Goal of the exercise.
Report every line below that carries the word "controlled".
===== Records to use
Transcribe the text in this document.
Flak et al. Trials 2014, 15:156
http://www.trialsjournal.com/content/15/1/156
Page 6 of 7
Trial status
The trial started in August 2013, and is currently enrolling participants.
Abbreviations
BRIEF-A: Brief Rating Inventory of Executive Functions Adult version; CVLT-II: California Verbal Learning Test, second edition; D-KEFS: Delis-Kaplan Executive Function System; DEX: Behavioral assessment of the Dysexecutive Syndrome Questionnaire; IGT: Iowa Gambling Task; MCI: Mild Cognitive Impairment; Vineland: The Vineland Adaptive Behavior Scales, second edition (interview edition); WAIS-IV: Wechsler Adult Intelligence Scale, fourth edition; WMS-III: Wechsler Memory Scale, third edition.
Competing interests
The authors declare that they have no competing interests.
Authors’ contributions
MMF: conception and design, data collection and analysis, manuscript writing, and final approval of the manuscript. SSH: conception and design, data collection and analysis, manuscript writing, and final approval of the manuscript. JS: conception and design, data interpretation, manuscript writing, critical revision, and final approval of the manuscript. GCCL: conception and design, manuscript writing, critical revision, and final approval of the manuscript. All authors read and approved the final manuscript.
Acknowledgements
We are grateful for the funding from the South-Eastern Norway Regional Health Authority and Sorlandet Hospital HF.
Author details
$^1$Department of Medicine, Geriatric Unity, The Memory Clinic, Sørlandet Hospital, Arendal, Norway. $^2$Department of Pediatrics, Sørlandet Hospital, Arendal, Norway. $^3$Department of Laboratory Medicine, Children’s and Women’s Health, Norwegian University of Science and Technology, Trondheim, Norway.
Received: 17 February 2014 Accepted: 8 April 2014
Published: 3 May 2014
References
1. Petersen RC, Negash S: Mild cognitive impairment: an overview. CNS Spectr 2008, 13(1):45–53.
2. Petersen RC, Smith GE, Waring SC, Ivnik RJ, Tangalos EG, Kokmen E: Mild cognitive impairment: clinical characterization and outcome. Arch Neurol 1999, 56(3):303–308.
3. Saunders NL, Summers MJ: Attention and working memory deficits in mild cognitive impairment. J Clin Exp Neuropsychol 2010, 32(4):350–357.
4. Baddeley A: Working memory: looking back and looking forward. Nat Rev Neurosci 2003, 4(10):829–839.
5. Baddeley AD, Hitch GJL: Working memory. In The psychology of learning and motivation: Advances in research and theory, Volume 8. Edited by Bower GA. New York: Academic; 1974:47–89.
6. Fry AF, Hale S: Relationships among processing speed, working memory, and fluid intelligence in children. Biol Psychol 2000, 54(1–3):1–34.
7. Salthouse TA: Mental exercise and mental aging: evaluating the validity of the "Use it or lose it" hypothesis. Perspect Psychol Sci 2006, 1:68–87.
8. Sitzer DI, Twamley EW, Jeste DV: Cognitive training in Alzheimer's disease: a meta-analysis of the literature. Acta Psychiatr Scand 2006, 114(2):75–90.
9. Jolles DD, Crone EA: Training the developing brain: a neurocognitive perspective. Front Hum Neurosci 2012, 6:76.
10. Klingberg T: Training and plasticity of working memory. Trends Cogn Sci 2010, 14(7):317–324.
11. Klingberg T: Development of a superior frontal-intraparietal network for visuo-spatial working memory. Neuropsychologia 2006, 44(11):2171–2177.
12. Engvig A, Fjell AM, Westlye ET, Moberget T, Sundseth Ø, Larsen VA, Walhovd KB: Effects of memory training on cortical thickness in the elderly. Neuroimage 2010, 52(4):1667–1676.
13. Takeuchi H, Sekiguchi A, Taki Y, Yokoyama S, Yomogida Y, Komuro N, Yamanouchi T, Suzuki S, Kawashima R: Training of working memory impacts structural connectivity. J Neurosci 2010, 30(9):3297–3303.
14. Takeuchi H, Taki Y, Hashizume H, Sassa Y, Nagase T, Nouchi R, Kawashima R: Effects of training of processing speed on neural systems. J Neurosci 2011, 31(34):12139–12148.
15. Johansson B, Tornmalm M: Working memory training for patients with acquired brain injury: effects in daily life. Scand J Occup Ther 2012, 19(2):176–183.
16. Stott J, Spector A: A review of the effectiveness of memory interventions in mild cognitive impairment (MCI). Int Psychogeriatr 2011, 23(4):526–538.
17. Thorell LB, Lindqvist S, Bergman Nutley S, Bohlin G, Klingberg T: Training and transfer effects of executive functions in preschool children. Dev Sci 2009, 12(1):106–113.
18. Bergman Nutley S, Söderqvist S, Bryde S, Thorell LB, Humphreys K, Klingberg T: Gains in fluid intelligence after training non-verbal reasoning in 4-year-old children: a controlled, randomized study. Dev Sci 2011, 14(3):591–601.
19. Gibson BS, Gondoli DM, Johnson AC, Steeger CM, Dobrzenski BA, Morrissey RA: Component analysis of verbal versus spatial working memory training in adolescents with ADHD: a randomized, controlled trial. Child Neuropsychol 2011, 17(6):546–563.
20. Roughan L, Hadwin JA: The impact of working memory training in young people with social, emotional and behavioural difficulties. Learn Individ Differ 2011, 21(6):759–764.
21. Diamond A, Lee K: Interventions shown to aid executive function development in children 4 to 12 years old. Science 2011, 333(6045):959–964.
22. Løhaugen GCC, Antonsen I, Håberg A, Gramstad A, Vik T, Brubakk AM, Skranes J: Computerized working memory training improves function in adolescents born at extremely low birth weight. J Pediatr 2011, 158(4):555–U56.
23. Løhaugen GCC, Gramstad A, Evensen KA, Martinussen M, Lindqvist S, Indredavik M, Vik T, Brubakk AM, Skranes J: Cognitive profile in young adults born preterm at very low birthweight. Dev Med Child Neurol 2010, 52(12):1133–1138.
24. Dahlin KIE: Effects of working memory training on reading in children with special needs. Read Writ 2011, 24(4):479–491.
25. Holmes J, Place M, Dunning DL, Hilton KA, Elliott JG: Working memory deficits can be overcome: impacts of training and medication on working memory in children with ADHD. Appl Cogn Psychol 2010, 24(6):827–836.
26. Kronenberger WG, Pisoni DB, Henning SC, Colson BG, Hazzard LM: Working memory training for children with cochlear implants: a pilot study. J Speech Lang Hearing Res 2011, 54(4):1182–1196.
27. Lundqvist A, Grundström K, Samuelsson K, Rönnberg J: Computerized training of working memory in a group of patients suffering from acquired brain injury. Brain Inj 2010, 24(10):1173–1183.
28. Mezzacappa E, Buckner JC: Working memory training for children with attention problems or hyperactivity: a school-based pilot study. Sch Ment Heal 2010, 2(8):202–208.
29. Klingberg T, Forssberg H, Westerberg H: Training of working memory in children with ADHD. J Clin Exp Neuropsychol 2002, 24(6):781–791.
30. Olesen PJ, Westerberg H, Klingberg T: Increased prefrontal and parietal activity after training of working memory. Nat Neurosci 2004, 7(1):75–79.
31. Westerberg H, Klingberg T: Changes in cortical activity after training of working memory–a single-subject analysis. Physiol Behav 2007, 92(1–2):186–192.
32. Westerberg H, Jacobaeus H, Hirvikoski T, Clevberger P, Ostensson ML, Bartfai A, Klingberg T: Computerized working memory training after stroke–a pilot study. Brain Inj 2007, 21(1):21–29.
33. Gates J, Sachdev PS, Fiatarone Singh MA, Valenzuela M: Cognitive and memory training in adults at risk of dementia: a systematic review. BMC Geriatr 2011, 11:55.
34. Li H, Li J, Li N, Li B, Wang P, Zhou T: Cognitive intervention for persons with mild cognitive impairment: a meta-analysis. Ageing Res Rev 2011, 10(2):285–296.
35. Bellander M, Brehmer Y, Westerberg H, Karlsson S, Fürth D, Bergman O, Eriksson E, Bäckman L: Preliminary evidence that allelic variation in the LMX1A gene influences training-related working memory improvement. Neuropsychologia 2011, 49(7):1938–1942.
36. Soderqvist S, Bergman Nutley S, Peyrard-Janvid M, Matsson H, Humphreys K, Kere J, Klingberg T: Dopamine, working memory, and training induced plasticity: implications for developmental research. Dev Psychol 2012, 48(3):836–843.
==========
Answer space.
18. Bergman Nutley S, Söderqvist S, Bryde S, Thorell LB, Humphreys K, Klingberg T: Gains in fluid intelligence after training non-verbal reasoning in 4-year-old children: a controlled, randomized study. Dev Sci 2011, 14(3):591–601.
19. Gibson BS, Gondoli DM, Johnson AC, Steeger CM, Dobrzenski BA, Morrissey RA: Component analysis of verbal versus spatial working memory training in adolescents with ADHD: a randomized, controlled trial. Child Neuropsychol 2011, 17(6):546–563.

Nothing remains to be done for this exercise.